Review the material line by line. Identify and copy every line that contains the string "Ejecutivo".

##### Material shown

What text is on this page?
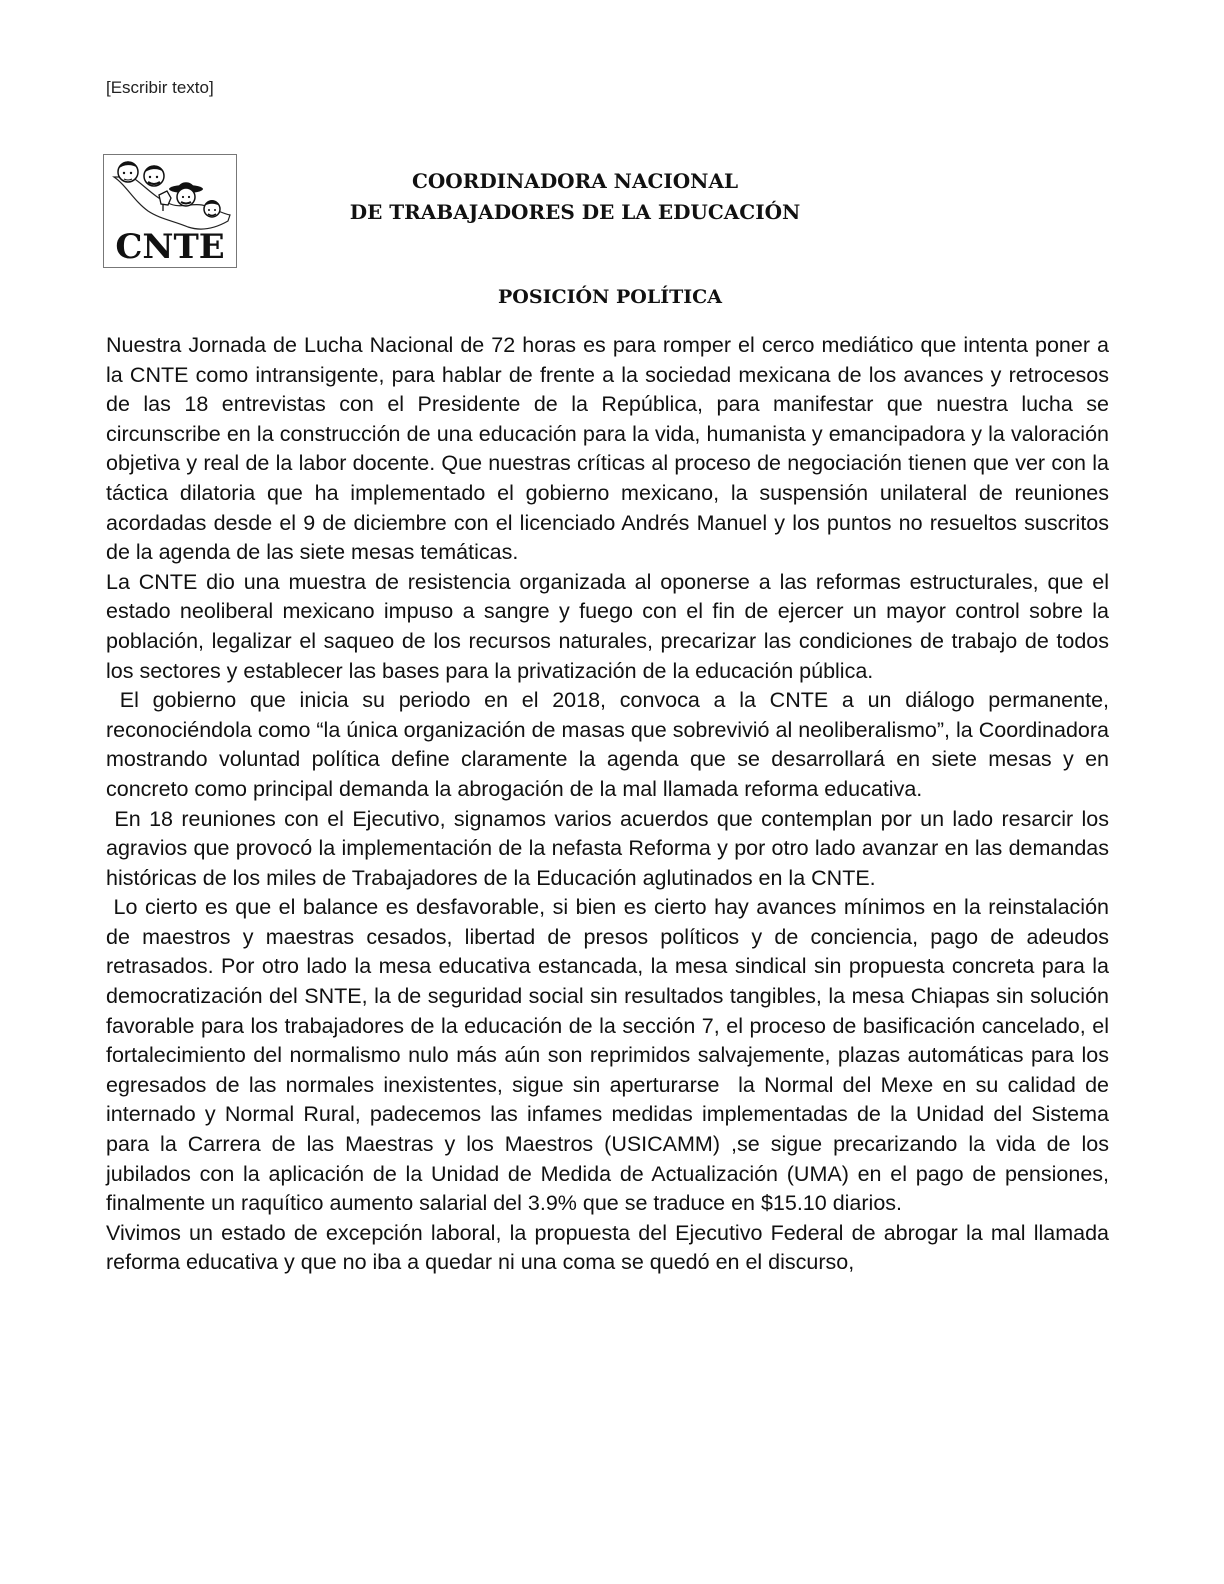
[Escribir texto]
CNTE
COORDINADORA NACIONAL
DE TRABAJADORES DE LA EDUCACIÓN
POSICIÓN POLÍTICA

Nuestra Jornada de Lucha Nacional de 72 horas es para romper el cerco mediático que intenta poner a la CNTE como intransigente, para hablar de frente a la sociedad mexicana de los avances y retrocesos de las 18 entrevistas con el Presidente de la República, para manifestar que nuestra lucha se circunscribe en la construcción de una educación para la vida, humanista y emancipadora y la valoración objetiva y real de la labor docente. Que nuestras críticas al proceso de negociación tienen que ver con la táctica dilatoria que ha implementado el gobierno mexicano, la suspensión unilateral de reuniones acordadas desde el 9 de diciembre con el licenciado Andrés Manuel y los puntos no resueltos suscritos de la agenda de las siete mesas temáticas.

La CNTE dio una muestra de resistencia organizada al oponerse a las reformas estructurales, que el estado neoliberal mexicano impuso a sangre y fuego con el fin de ejercer un mayor control sobre la población, legalizar el saqueo de los recursos naturales, precarizar las condiciones de trabajo de todos los sectores y establecer las bases para la privatización de la educación pública.

El gobierno que inicia su periodo en el 2018, convoca a la CNTE a un diálogo permanente, reconociéndola como “la única organización de masas que sobrevivió al neoliberalismo”, la Coordinadora mostrando voluntad política define claramente la agenda que se desarrollará en siete mesas y en concreto como principal demanda la abrogación de la mal llamada reforma educativa.

En 18 reuniones con el Ejecutivo, signamos varios acuerdos que contemplan por un lado resarcir los agravios que provocó la implementación de la nefasta Reforma y por otro lado avanzar en las demandas históricas de los miles de Trabajadores de la Educación aglutinados en la CNTE.

Lo cierto es que el balance es desfavorable, si bien es cierto hay avances mínimos en la reinstalación de maestros y maestras cesados, libertad de presos políticos y de conciencia, pago de adeudos retrasados. Por otro lado la mesa educativa estancada, la mesa sindical sin propuesta concreta para la democratización del SNTE, la de seguridad social sin resultados tangibles, la mesa Chiapas sin solución favorable para los trabajadores de la educación de la sección 7, el proceso de basificación cancelado, el fortalecimiento del normalismo nulo más aún son reprimidos salvajemente, plazas automáticas para los egresados de las normales inexistentes, sigue sin aperturarse  la Normal del Mexe en su calidad de internado y Normal Rural, padecemos las infames medidas implementadas de la Unidad del Sistema para la Carrera de las Maestras y los Maestros (USICAMM) ,se sigue precarizando la vida de los jubilados con la aplicación de la Unidad de Medida de Actualización (UMA) en el pago de pensiones, finalmente un raquítico aumento salarial del 3.9% que se traduce en $15.10 diarios.

Vivimos un estado de excepción laboral, la propuesta del Ejecutivo Federal de abrogar la mal llamada reforma educativa y que no iba a quedar ni una coma se quedó en el discurso,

##########

## Result for this task
En 18 reuniones con el Ejecutivo, signamos varios acuerdos que contemplan por un lado resarcir los agravios que provocó la implementación de la nefasta Reforma y por otro lado avanzar en las demandas históricas de los miles de Trabajadores de la Educación aglutinados en la CNTE.
Vivimos un estado de excepción laboral, la propuesta del Ejecutivo Federal de abrogar la mal llamada reforma educativa y que no iba a quedar ni una coma se quedó en el discurso,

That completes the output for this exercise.